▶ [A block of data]
★ ★ ★

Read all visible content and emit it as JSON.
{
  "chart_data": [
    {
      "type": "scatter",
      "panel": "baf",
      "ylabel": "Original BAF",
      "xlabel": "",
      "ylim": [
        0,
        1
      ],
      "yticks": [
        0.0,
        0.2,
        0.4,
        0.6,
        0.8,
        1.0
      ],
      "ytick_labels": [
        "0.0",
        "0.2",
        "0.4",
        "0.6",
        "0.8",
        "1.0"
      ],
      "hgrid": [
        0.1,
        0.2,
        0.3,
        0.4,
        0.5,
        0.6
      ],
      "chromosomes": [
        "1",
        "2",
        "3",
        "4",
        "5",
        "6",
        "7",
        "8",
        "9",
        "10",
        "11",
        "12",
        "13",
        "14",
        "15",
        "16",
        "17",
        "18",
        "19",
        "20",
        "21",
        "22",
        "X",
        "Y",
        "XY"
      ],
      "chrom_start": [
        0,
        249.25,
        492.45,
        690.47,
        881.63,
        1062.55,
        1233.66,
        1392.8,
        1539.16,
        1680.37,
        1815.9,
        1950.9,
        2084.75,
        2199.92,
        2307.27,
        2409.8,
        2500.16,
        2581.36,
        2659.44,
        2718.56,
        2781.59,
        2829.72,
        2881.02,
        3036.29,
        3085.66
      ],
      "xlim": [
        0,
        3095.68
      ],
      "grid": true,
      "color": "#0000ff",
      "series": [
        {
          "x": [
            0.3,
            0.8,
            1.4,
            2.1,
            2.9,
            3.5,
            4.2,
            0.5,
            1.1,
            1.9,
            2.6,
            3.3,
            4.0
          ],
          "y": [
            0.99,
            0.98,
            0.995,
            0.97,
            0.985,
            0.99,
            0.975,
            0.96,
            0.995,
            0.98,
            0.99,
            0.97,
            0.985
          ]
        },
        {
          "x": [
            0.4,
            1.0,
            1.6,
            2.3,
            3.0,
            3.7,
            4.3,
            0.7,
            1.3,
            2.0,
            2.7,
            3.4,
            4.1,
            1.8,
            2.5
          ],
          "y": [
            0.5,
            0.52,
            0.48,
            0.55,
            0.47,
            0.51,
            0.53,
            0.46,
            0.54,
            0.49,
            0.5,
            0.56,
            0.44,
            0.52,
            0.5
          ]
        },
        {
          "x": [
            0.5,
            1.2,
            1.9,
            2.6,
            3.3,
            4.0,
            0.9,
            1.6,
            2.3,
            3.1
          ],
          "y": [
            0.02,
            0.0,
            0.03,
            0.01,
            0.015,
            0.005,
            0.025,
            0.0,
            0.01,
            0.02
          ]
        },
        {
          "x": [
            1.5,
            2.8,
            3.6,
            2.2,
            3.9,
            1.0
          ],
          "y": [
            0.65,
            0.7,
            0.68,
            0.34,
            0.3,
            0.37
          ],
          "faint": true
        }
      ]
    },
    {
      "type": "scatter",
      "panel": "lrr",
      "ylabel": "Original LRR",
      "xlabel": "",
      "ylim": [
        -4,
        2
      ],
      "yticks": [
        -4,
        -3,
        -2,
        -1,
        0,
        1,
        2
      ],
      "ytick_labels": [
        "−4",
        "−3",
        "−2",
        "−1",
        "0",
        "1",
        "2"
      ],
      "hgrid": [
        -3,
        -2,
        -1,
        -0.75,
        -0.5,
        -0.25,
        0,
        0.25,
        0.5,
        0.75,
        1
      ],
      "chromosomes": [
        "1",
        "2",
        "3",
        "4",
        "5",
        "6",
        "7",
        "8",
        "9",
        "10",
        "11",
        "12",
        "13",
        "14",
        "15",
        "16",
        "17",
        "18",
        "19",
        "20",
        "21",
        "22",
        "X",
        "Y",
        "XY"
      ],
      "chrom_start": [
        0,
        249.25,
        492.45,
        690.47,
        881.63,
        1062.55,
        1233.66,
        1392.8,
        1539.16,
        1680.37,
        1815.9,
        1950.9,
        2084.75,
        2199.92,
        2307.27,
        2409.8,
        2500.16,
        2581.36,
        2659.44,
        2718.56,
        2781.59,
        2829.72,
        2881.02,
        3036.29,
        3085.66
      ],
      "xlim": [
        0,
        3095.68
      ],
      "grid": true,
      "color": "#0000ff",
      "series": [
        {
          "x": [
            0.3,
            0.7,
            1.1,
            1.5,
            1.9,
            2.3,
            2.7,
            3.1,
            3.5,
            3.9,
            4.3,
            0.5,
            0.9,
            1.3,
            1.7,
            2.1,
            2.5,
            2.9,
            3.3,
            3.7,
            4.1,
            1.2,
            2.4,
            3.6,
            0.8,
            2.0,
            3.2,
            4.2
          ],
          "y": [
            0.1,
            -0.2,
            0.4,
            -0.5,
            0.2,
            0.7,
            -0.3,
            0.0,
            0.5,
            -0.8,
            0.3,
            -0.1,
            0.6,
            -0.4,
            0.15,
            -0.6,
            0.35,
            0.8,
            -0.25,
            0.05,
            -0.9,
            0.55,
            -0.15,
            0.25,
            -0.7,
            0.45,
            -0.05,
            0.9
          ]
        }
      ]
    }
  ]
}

★ ★ ★

Take the entries above and copy them out exactly.

▶ [THE RESULT]
Read all visible content and emit it as JSON.
{
  "chart_data": [
    {
      "type": "scatter",
      "panel": "baf",
      "ylabel": "Original BAF",
      "xlabel": "",
      "ylim": [
        0,
        1
      ],
      "yticks": [
        0.0,
        0.2,
        0.4,
        0.6,
        0.8,
        1.0
      ],
      "ytick_labels": [
        "0.0",
        "0.2",
        "0.4",
        "0.6",
        "0.8",
        "1.0"
      ],
      "hgrid": [
        0.1,
        0.2,
        0.3,
        0.4,
        0.5,
        0.6
      ],
      "chromosomes": [
        "1",
        "2",
        "3",
        "4",
        "5",
        "6",
        "7",
        "8",
        "9",
        "10",
        "11",
        "12",
        "13",
        "14",
        "15",
        "16",
        "17",
        "18",
        "19",
        "20",
        "21",
        "22",
        "X",
        "Y",
        "XY"
      ],
      "chrom_start": [
        0,
        249.25,
        492.45,
        690.47,
        881.63,
        1062.55,
        1233.66,
        1392.8,
        1539.16,
        1680.37,
        1815.9,
        1950.9,
        2084.75,
        2199.92,
        2307.27,
        2409.8,
        2500.16,
        2581.36,
        2659.44,
        2718.56,
        2781.59,
        2829.72,
        2881.02,
        3036.29,
        3085.66
      ],
      "xlim": [
        0,
        3095.68
      ],
      "grid": true,
      "color": "#0000ff",
      "series": [
        {
          "x": [
            0.3,
            0.8,
            1.4,
            2.1,
            2.9,
            3.5,
            4.2,
            0.5,
            1.1,
            1.9,
            2.6,
            3.3,
            4.0
          ],
          "y": [
            0.99,
            0.98,
            0.995,
            0.97,
            0.985,
            0.99,
            0.975,
            0.96,
            0.995,
            0.98,
            0.99,
            0.97,
            0.985
          ]
        },
        {
          "x": [
            0.4,
            1.0,
            1.6,
            2.3,
            3.0,
            3.7,
            4.3,
            0.7,
            1.3,
            2.0,
            2.7,
            3.4,
            4.1,
            1.8,
            2.5
          ],
          "y": [
            0.5,
            0.52,
            0.48,
            0.55,
            0.47,
            0.51,
            0.53,
            0.46,
            0.54,
            0.49,
            0.5,
            0.56,
            0.44,
            0.52,
            0.5
          ]
        },
        {
          "x": [
            0.5,
            1.2,
            1.9,
            2.6,
            3.3,
            4.0,
            0.9,
            1.6,
            2.3,
            3.1
          ],
          "y": [
            0.02,
            0.0,
            0.03,
            0.01,
            0.015,
            0.005,
            0.025,
            0.0,
            0.01,
            0.02
          ]
        },
        {
          "x": [
            1.5,
            2.8,
            3.6,
            2.2,
            3.9,
            1.0
          ],
          "y": [
            0.65,
            0.7,
            0.68,
            0.34,
            0.3,
            0.37
          ],
          "faint": true
        }
      ]
    },
    {
      "type": "scatter",
      "panel": "lrr",
      "ylabel": "Original LRR",
      "xlabel": "",
      "ylim": [
        -4,
        2
      ],
      "yticks": [
        -4,
        -3,
        -2,
        -1,
        0,
        1,
        2
      ],
      "ytick_labels": [
        "−4",
        "−3",
        "−2",
        "−1",
        "0",
        "1",
        "2"
      ],
      "hgrid": [
        -3,
        -2,
        -1,
        -0.75,
        -0.5,
        -0.25,
        0,
        0.25,
        0.5,
        0.75,
        1
      ],
      "chromosomes": [
        "1",
        "2",
        "3",
        "4",
        "5",
        "6",
        "7",
        "8",
        "9",
        "10",
        "11",
        "12",
        "13",
        "14",
        "15",
        "16",
        "17",
        "18",
        "19",
        "20",
        "21",
        "22",
        "X",
        "Y",
        "XY"
      ],
      "chrom_start": [
        0,
        249.25,
        492.45,
        690.47,
        881.63,
        1062.55,
        1233.66,
        1392.8,
        1539.16,
        1680.37,
        1815.9,
        1950.9,
        2084.75,
        2199.92,
        2307.27,
        2409.8,
        2500.16,
        2581.36,
        2659.44,
        2718.56,
        2781.59,
        2829.72,
        2881.02,
        3036.29,
        3085.66
      ],
      "xlim": [
        0,
        3095.68
      ],
      "grid": true,
      "color": "#0000ff",
      "series": [
        {
          "x": [
            0.3,
            0.7,
            1.1,
            1.5,
            1.9,
            2.3,
            2.7,
            3.1,
            3.5,
            3.9,
            4.3,
            0.5,
            0.9,
            1.3,
            1.7,
            2.1,
            2.5,
            2.9,
            3.3,
            3.7,
            4.1,
            1.2,
            2.4,
            3.6,
            0.8,
            2.0,
            3.2,
            4.2
          ],
          "y": [
            0.1,
            -0.2,
            0.4,
            -0.5,
            0.2,
            0.7,
            -0.3,
            0.0,
            0.5,
            -0.8,
            0.3,
            -0.1,
            0.6,
            -0.4,
            0.15,
            -0.6,
            0.35,
            0.8,
            -0.25,
            0.05,
            -0.9,
            0.55,
            -0.15,
            0.25,
            -0.7,
            0.45,
            -0.05,
            0.9
          ]
        }
      ]
    }
  ]
}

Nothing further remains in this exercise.